* [To be done] Repeat the records in full and exactly, omitting pictures.

* [Material provided]

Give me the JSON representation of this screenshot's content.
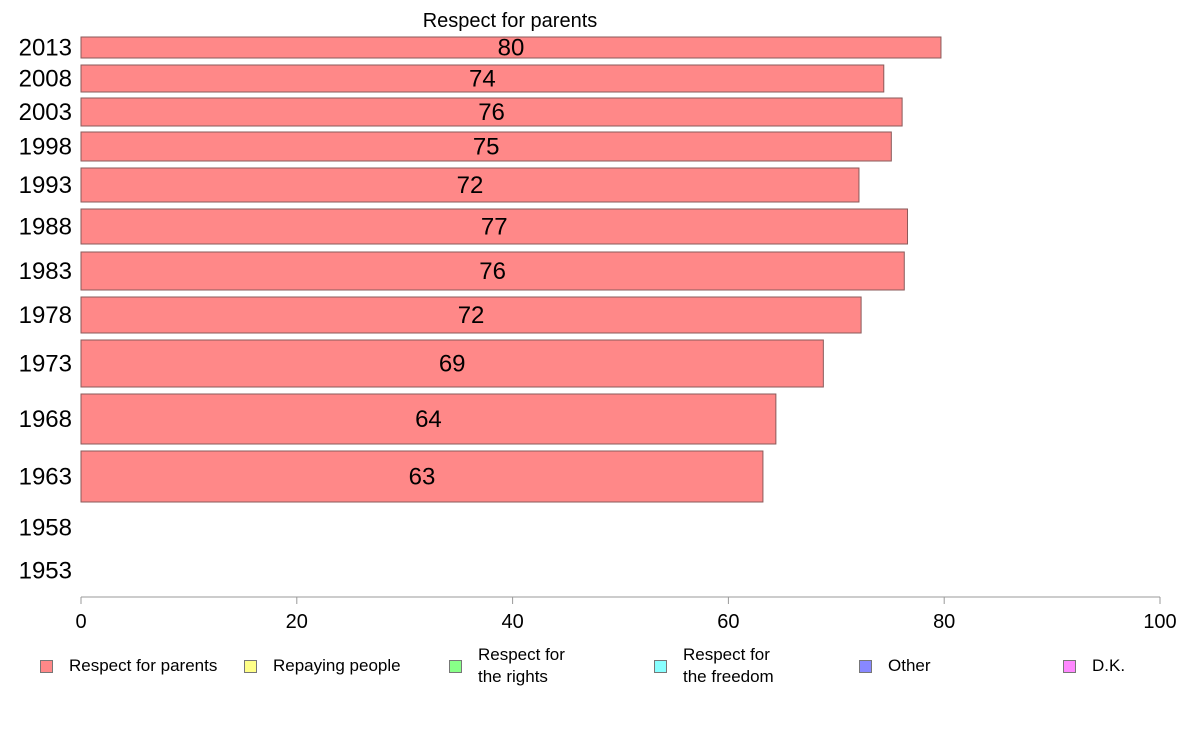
{
  "chart_data": {
    "type": "bar",
    "orientation": "horizontal",
    "title": "Respect for parents",
    "categories": [
      "2013",
      "2008",
      "2003",
      "1998",
      "1993",
      "1988",
      "1983",
      "1978",
      "1973",
      "1968",
      "1963",
      "1958",
      "1953"
    ],
    "values": [
      79.7,
      74.4,
      76.1,
      75.1,
      72.1,
      76.6,
      76.3,
      72.3,
      68.8,
      64.4,
      63.2,
      null,
      null
    ],
    "data_labels": [
      "80",
      "74",
      "76",
      "75",
      "72",
      "77",
      "76",
      "72",
      "69",
      "64",
      "63",
      "",
      ""
    ],
    "xlim": [
      0,
      100
    ],
    "xticks": [
      0,
      20,
      40,
      60,
      80,
      100
    ],
    "grid": false,
    "bar_color": "#ff8888",
    "bar_border_color": "#8a5a5a",
    "legend": [
      {
        "label": "Respect for parents",
        "color": "#ff8888"
      },
      {
        "label": "Repaying people",
        "color": "#ffff88"
      },
      {
        "label": "Respect for\nthe rights",
        "color": "#88ff88"
      },
      {
        "label": "Respect for\nthe freedom",
        "color": "#88ffff"
      },
      {
        "label": "Other",
        "color": "#8888ff"
      },
      {
        "label": "D.K.",
        "color": "#ff88ff"
      }
    ],
    "legend_position": "bottom"
  }
}
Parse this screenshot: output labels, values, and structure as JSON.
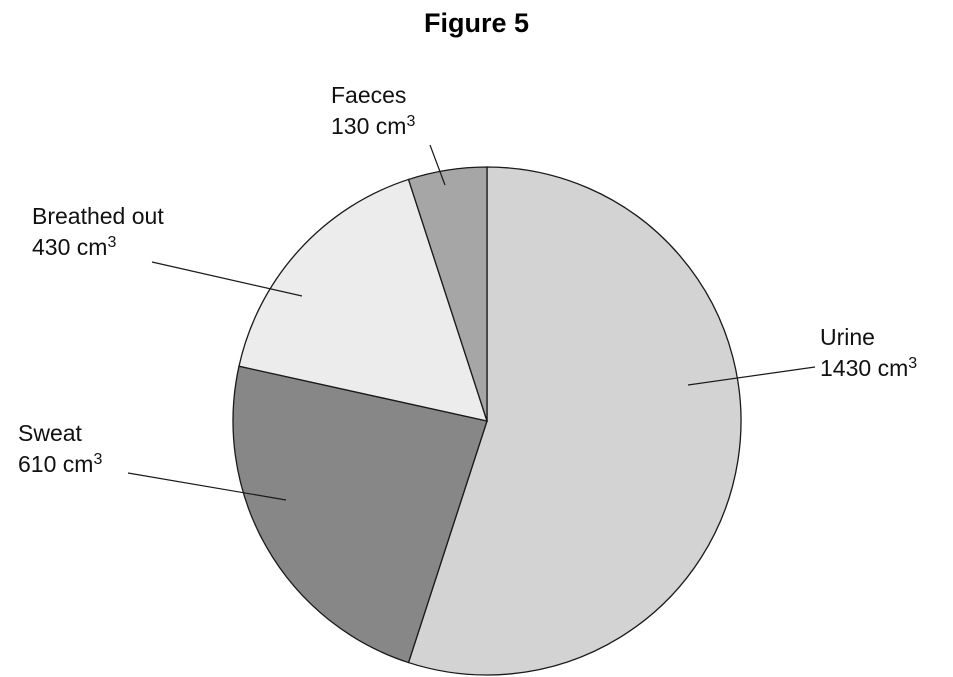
{
  "figure_title": "Figure 5",
  "chart_data": {
    "type": "pie",
    "title": "Figure 5",
    "unit": "cm",
    "unit_exponent": "3",
    "slices": [
      {
        "label": "Urine",
        "value": 1430,
        "value_text": "1430",
        "color": "#d3d3d3"
      },
      {
        "label": "Sweat",
        "value": 610,
        "value_text": "610",
        "color": "#878787"
      },
      {
        "label": "Breathed out",
        "value": 430,
        "value_text": "430",
        "color": "#ececec"
      },
      {
        "label": "Faeces",
        "value": 130,
        "value_text": "130",
        "color": "#a6a6a6"
      }
    ]
  }
}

* [Written solution]
Give me the JSON representation of this screenshot's content.
{
  "chart_data": {
    "type": "bar",
    "orientation": "horizontal",
    "title": "Respect for parents",
    "categories": [
      "2013",
      "2008",
      "2003",
      "1998",
      "1993",
      "1988",
      "1983",
      "1978",
      "1973",
      "1968",
      "1963",
      "1958",
      "1953"
    ],
    "values": [
      79.7,
      74.4,
      76.1,
      75.1,
      72.1,
      76.6,
      76.3,
      72.3,
      68.8,
      64.4,
      63.2,
      null,
      null
    ],
    "data_labels": [
      "80",
      "74",
      "76",
      "75",
      "72",
      "77",
      "76",
      "72",
      "69",
      "64",
      "63",
      "",
      ""
    ],
    "xlim": [
      0,
      100
    ],
    "xticks": [
      0,
      20,
      40,
      60,
      80,
      100
    ],
    "grid": false,
    "bar_color": "#ff8888",
    "bar_border_color": "#8a5a5a",
    "legend": [
      {
        "label": "Respect for parents",
        "color": "#ff8888"
      },
      {
        "label": "Repaying people",
        "color": "#ffff88"
      },
      {
        "label": "Respect for\nthe rights",
        "color": "#88ff88"
      },
      {
        "label": "Respect for\nthe freedom",
        "color": "#88ffff"
      },
      {
        "label": "Other",
        "color": "#8888ff"
      },
      {
        "label": "D.K.",
        "color": "#ff88ff"
      }
    ],
    "legend_position": "bottom"
  }
}
Parse this screenshot: output labels, values, and structure as JSON.
{
  "figure_title": "Figure 5",
  "chart_data": {
    "type": "pie",
    "title": "Figure 5",
    "unit": "cm",
    "unit_exponent": "3",
    "slices": [
      {
        "label": "Urine",
        "value": 1430,
        "value_text": "1430",
        "color": "#d3d3d3"
      },
      {
        "label": "Sweat",
        "value": 610,
        "value_text": "610",
        "color": "#878787"
      },
      {
        "label": "Breathed out",
        "value": 430,
        "value_text": "430",
        "color": "#ececec"
      },
      {
        "label": "Faeces",
        "value": 130,
        "value_text": "130",
        "color": "#a6a6a6"
      }
    ]
  }
}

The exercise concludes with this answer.